STATED TASK
Sort through the data and copy the lines holding the word "image".

INFORMATION SUPPLIED
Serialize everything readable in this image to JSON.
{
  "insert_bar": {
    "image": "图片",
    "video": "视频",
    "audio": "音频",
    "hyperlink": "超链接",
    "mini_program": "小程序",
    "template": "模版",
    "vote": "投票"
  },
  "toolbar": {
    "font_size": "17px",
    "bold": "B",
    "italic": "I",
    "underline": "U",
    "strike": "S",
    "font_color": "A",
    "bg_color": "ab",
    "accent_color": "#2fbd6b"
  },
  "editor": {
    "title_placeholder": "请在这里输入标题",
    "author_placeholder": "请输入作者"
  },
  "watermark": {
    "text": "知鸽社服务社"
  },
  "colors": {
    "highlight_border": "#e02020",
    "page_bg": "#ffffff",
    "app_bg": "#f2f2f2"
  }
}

* * *

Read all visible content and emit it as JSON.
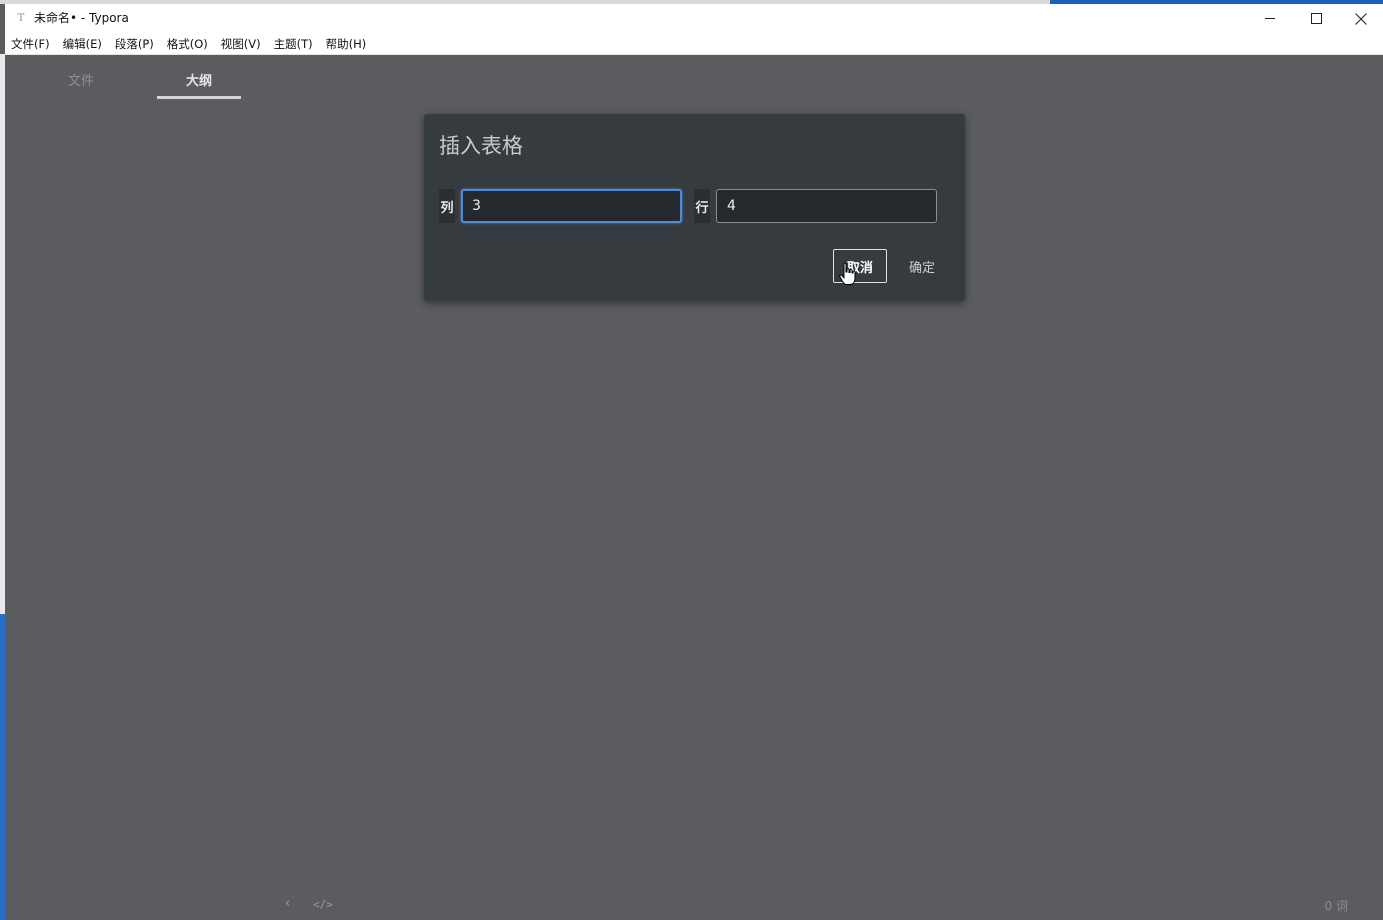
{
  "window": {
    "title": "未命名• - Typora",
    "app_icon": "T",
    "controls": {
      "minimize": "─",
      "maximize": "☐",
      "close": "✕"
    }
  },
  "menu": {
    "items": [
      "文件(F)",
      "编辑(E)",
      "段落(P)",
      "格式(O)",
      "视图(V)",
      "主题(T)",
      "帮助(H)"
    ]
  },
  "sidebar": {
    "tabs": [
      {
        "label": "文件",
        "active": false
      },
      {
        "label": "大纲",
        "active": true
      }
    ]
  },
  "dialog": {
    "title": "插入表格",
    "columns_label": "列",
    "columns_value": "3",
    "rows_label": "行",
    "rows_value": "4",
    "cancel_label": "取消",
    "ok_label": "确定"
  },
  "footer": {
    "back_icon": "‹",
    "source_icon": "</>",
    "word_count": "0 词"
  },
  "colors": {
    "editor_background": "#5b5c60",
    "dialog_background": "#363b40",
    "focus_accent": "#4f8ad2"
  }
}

SOLUTION TO THIS PROBLEM
Serialize everything readable in this image to JSON.
    "image": "图片",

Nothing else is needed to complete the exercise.